What is being asked = Return all lines in the material below that contain "tolja".

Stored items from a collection

----------

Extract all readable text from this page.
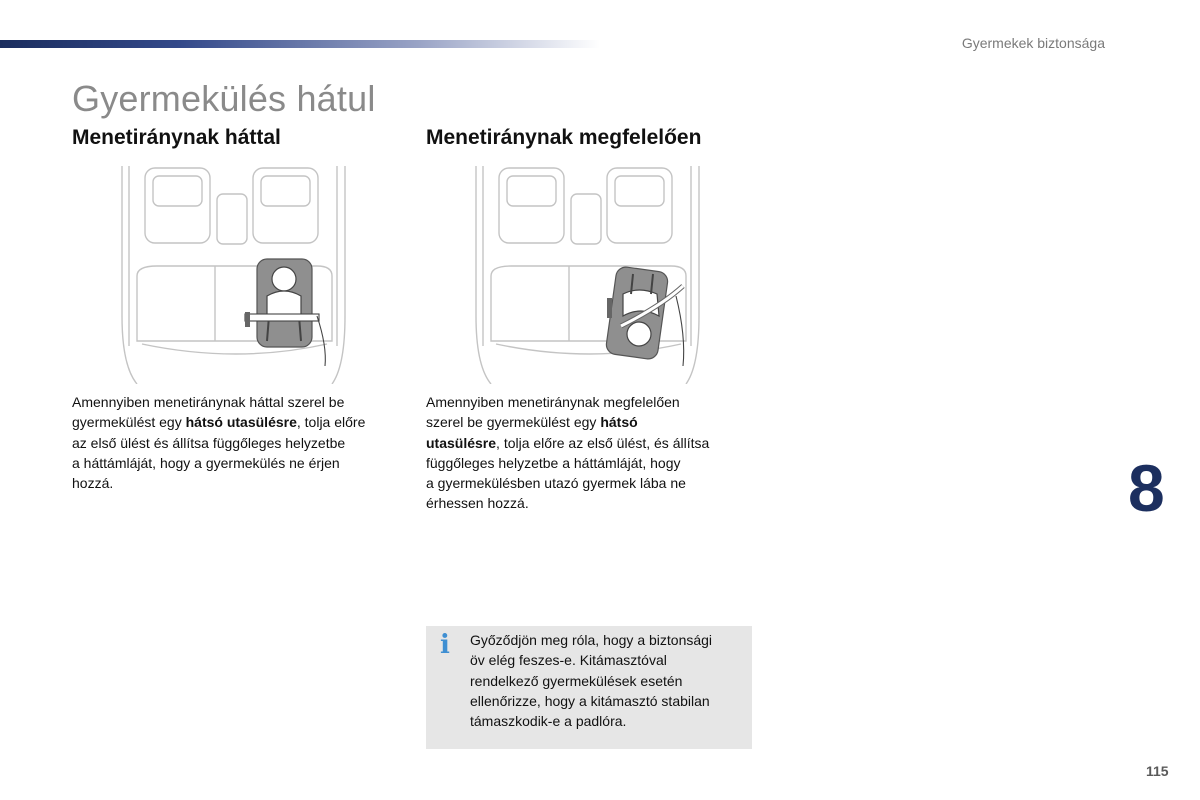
Gyermekek biztonsága
Gyermekülés hátul
Menetiránynak háttal
Amennyiben menetiránynak háttal szerel be
gyermekülést egy hátsó utasülésre, tolja előre
az első ülést és állítsa függőleges helyzetbe
a háttámláját, hogy a gyermekülés ne érjen
hozzá.
Menetiránynak megfelelően
Amennyiben menetiránynak megfelelően
szerel be gyermekülést egy hátsó
utasülésre, tolja előre az első ülést, és állítsa
függőleges helyzetbe a háttámláját, hogy
a gyermekülésben utazó gyermek lába ne
érhessen hozzá.	8
i Győződjön meg róla, hogy a biztonsági
öv elég feszes-e. Kitámasztóval
rendelkező gyermekülések esetén
ellenőrizze, hogy a kitámasztó stabilan
támaszkodik-e a padlóra.
115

----------

Task answer =
gyermekülést egy hátsó utasülésre, tolja előre
utasülésre, tolja előre az első ülést, és állítsa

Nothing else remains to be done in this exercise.